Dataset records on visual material

——

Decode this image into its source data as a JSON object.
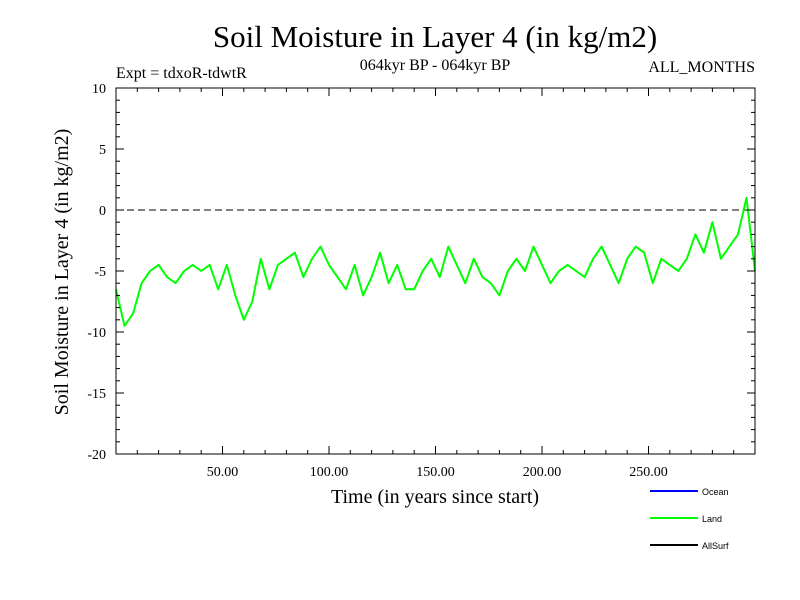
{
  "chart_data": {
    "type": "line",
    "title": "Soil Moisture in Layer 4 (in kg/m2)",
    "subtitle_left": "Expt = tdxoR-tdwtR",
    "subtitle_center": "064kyr BP - 064kyr BP",
    "subtitle_right": "ALL_MONTHS",
    "xlabel": "Time (in years since start)",
    "ylabel": "Soil Moisture in Layer 4 (in kg/m2)",
    "xlim": [
      0,
      300
    ],
    "ylim": [
      -20,
      10
    ],
    "x_ticks": [
      {
        "value": 50,
        "label": "50.00"
      },
      {
        "value": 100,
        "label": "100.00"
      },
      {
        "value": 150,
        "label": "150.00"
      },
      {
        "value": 200,
        "label": "200.00"
      },
      {
        "value": 250,
        "label": "250.00"
      }
    ],
    "y_ticks": [
      {
        "value": 10,
        "label": "10"
      },
      {
        "value": 5,
        "label": "5"
      },
      {
        "value": 0,
        "label": "0"
      },
      {
        "value": -5,
        "label": "-5"
      },
      {
        "value": -10,
        "label": "-10"
      },
      {
        "value": -15,
        "label": "-15"
      },
      {
        "value": -20,
        "label": "-20"
      }
    ],
    "reference_line": {
      "value": 0,
      "style": "dashed"
    },
    "legend": [
      {
        "name": "Ocean",
        "color": "#0000ff"
      },
      {
        "name": "Land",
        "color": "#00ff00"
      },
      {
        "name": "AllSurf",
        "color": "#000000"
      }
    ],
    "legend_placement": "bottom-right",
    "series": [
      {
        "name": "Land",
        "color": "#00ff00",
        "x": [
          0,
          4,
          8,
          12,
          16,
          20,
          24,
          28,
          32,
          36,
          40,
          44,
          48,
          52,
          56,
          60,
          64,
          68,
          72,
          76,
          80,
          84,
          88,
          92,
          96,
          100,
          104,
          108,
          112,
          116,
          120,
          124,
          128,
          132,
          136,
          140,
          144,
          148,
          152,
          156,
          160,
          164,
          168,
          172,
          176,
          180,
          184,
          188,
          192,
          196,
          200,
          204,
          208,
          212,
          216,
          220,
          224,
          228,
          232,
          236,
          240,
          244,
          248,
          252,
          256,
          260,
          264,
          268,
          272,
          276,
          280,
          284,
          288,
          292,
          296,
          300
        ],
        "values": [
          -6.5,
          -9.5,
          -8.5,
          -6,
          -5,
          -4.5,
          -5.5,
          -6,
          -5,
          -4.5,
          -5,
          -4.5,
          -6.5,
          -4.5,
          -7,
          -9,
          -7.5,
          -4,
          -6.5,
          -4.5,
          -4,
          -3.5,
          -5.5,
          -4,
          -3,
          -4.5,
          -5.5,
          -6.5,
          -4.5,
          -7,
          -5.5,
          -3.5,
          -6,
          -4.5,
          -6.5,
          -6.5,
          -5,
          -4,
          -5.5,
          -3,
          -4.5,
          -6,
          -4,
          -5.5,
          -6,
          -7,
          -5,
          -4,
          -5,
          -3,
          -4.5,
          -6,
          -5,
          -4.5,
          -5,
          -5.5,
          -4,
          -3,
          -4.5,
          -6,
          -4,
          -3,
          -3.5,
          -6,
          -4,
          -4.5,
          -5,
          -4,
          -2,
          -3.5,
          -1,
          -4,
          -3,
          -2,
          1,
          -5
        ]
      }
    ]
  }
}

——

_Request_
Write out the listing above again, exactly, but with no pictures in the copy.

_Result for this task_
Decode this image into its source data as a JSON object.
{
  "chart_data": {
    "type": "line",
    "title": "Soil Moisture in Layer 4 (in kg/m2)",
    "subtitle_left": "Expt = tdxoR-tdwtR",
    "subtitle_center": "064kyr BP - 064kyr BP",
    "subtitle_right": "ALL_MONTHS",
    "xlabel": "Time (in years since start)",
    "ylabel": "Soil Moisture in Layer 4 (in kg/m2)",
    "xlim": [
      0,
      300
    ],
    "ylim": [
      -20,
      10
    ],
    "x_ticks": [
      {
        "value": 50,
        "label": "50.00"
      },
      {
        "value": 100,
        "label": "100.00"
      },
      {
        "value": 150,
        "label": "150.00"
      },
      {
        "value": 200,
        "label": "200.00"
      },
      {
        "value": 250,
        "label": "250.00"
      }
    ],
    "y_ticks": [
      {
        "value": 10,
        "label": "10"
      },
      {
        "value": 5,
        "label": "5"
      },
      {
        "value": 0,
        "label": "0"
      },
      {
        "value": -5,
        "label": "-5"
      },
      {
        "value": -10,
        "label": "-10"
      },
      {
        "value": -15,
        "label": "-15"
      },
      {
        "value": -20,
        "label": "-20"
      }
    ],
    "reference_line": {
      "value": 0,
      "style": "dashed"
    },
    "legend": [
      {
        "name": "Ocean",
        "color": "#0000ff"
      },
      {
        "name": "Land",
        "color": "#00ff00"
      },
      {
        "name": "AllSurf",
        "color": "#000000"
      }
    ],
    "legend_placement": "bottom-right",
    "series": [
      {
        "name": "Land",
        "color": "#00ff00",
        "x": [
          0,
          4,
          8,
          12,
          16,
          20,
          24,
          28,
          32,
          36,
          40,
          44,
          48,
          52,
          56,
          60,
          64,
          68,
          72,
          76,
          80,
          84,
          88,
          92,
          96,
          100,
          104,
          108,
          112,
          116,
          120,
          124,
          128,
          132,
          136,
          140,
          144,
          148,
          152,
          156,
          160,
          164,
          168,
          172,
          176,
          180,
          184,
          188,
          192,
          196,
          200,
          204,
          208,
          212,
          216,
          220,
          224,
          228,
          232,
          236,
          240,
          244,
          248,
          252,
          256,
          260,
          264,
          268,
          272,
          276,
          280,
          284,
          288,
          292,
          296,
          300
        ],
        "values": [
          -6.5,
          -9.5,
          -8.5,
          -6,
          -5,
          -4.5,
          -5.5,
          -6,
          -5,
          -4.5,
          -5,
          -4.5,
          -6.5,
          -4.5,
          -7,
          -9,
          -7.5,
          -4,
          -6.5,
          -4.5,
          -4,
          -3.5,
          -5.5,
          -4,
          -3,
          -4.5,
          -5.5,
          -6.5,
          -4.5,
          -7,
          -5.5,
          -3.5,
          -6,
          -4.5,
          -6.5,
          -6.5,
          -5,
          -4,
          -5.5,
          -3,
          -4.5,
          -6,
          -4,
          -5.5,
          -6,
          -7,
          -5,
          -4,
          -5,
          -3,
          -4.5,
          -6,
          -5,
          -4.5,
          -5,
          -5.5,
          -4,
          -3,
          -4.5,
          -6,
          -4,
          -3,
          -3.5,
          -6,
          -4,
          -4.5,
          -5,
          -4,
          -2,
          -3.5,
          -1,
          -4,
          -3,
          -2,
          1,
          -5
        ]
      }
    ]
  }
}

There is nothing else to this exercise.